▶ [WHAT IS NEEDED] Write out all lines holding the word "Pythia".

▶ [GIVEN RECORDS]

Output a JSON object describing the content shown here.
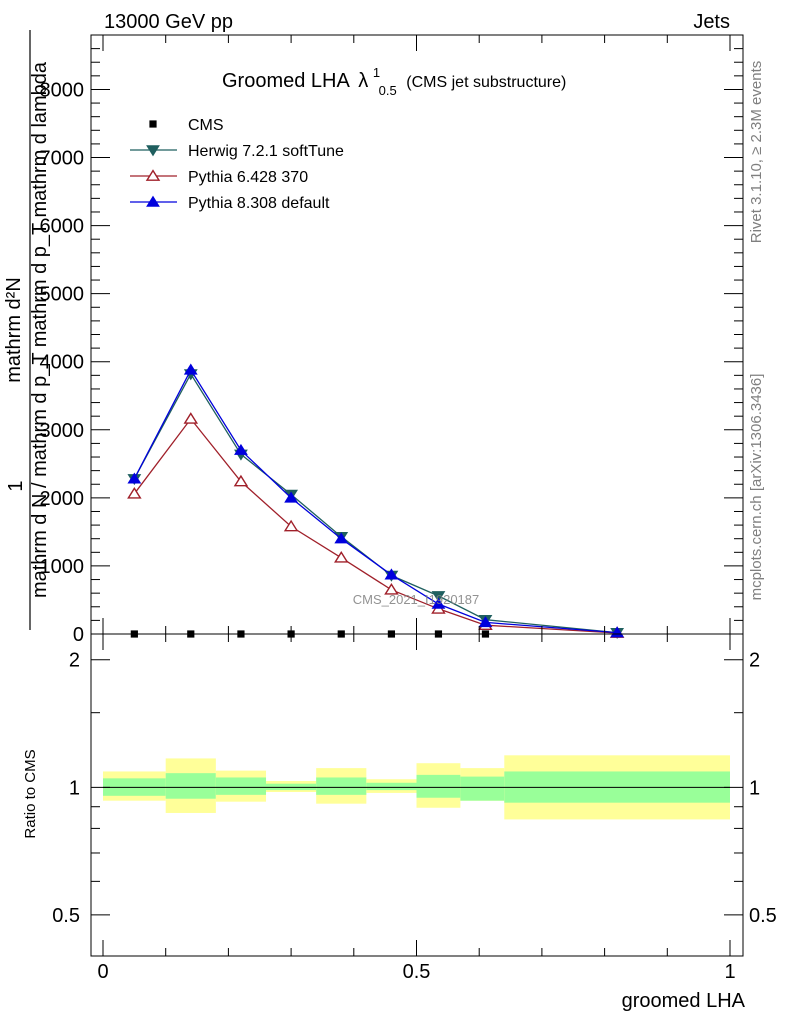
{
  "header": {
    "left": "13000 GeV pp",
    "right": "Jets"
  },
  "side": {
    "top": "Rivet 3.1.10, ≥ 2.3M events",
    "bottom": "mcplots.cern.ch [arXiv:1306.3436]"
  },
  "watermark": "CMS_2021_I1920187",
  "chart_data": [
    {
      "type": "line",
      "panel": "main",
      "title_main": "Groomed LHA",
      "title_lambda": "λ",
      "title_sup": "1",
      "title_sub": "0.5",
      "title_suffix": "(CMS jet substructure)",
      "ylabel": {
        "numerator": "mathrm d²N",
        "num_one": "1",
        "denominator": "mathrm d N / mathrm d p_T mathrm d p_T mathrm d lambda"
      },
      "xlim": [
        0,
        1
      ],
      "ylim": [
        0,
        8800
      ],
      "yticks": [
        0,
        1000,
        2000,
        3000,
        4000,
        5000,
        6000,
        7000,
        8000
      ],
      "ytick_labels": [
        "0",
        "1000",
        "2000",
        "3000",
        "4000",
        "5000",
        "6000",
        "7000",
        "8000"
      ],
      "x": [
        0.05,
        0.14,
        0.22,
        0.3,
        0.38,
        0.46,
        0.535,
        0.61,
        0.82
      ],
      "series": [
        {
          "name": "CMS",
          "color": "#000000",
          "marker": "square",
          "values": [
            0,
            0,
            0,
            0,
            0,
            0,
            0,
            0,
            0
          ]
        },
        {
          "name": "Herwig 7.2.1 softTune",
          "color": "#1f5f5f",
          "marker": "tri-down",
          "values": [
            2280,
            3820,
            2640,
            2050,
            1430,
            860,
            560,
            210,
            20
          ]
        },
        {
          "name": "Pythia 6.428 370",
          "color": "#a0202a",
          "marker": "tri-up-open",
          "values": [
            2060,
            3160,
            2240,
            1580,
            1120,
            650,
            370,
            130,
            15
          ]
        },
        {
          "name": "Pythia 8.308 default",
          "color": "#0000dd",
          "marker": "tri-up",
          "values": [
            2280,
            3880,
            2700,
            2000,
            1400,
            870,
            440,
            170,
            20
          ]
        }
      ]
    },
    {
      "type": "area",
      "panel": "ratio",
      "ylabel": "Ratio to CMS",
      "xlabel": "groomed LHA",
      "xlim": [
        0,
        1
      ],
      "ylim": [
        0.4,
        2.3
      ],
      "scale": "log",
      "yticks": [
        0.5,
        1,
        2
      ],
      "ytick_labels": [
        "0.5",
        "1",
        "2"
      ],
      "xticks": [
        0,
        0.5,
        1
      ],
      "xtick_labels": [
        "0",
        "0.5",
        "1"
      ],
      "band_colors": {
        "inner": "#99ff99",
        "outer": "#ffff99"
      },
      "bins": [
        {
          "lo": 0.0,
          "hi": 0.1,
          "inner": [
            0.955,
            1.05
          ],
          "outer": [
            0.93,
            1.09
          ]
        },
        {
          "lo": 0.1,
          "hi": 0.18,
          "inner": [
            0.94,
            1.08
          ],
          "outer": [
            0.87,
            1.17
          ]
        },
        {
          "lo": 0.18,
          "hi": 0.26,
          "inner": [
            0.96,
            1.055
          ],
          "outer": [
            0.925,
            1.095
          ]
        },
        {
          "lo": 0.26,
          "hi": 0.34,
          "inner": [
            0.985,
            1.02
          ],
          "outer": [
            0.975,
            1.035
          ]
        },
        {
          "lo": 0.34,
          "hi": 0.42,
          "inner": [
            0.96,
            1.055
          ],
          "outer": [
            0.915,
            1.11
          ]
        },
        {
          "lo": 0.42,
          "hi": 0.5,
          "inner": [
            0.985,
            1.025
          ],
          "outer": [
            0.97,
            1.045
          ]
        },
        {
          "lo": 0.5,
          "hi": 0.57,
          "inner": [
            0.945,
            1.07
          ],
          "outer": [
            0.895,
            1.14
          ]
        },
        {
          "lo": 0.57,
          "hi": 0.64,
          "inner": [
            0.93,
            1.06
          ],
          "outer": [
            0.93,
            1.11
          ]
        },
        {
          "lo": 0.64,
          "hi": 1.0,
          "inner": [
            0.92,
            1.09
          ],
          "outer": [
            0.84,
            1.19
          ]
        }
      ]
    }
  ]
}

▶ [FINISHED EXERCISE]
          "name": "Pythia 6.428 370",
          "name": "Pythia 8.308 default",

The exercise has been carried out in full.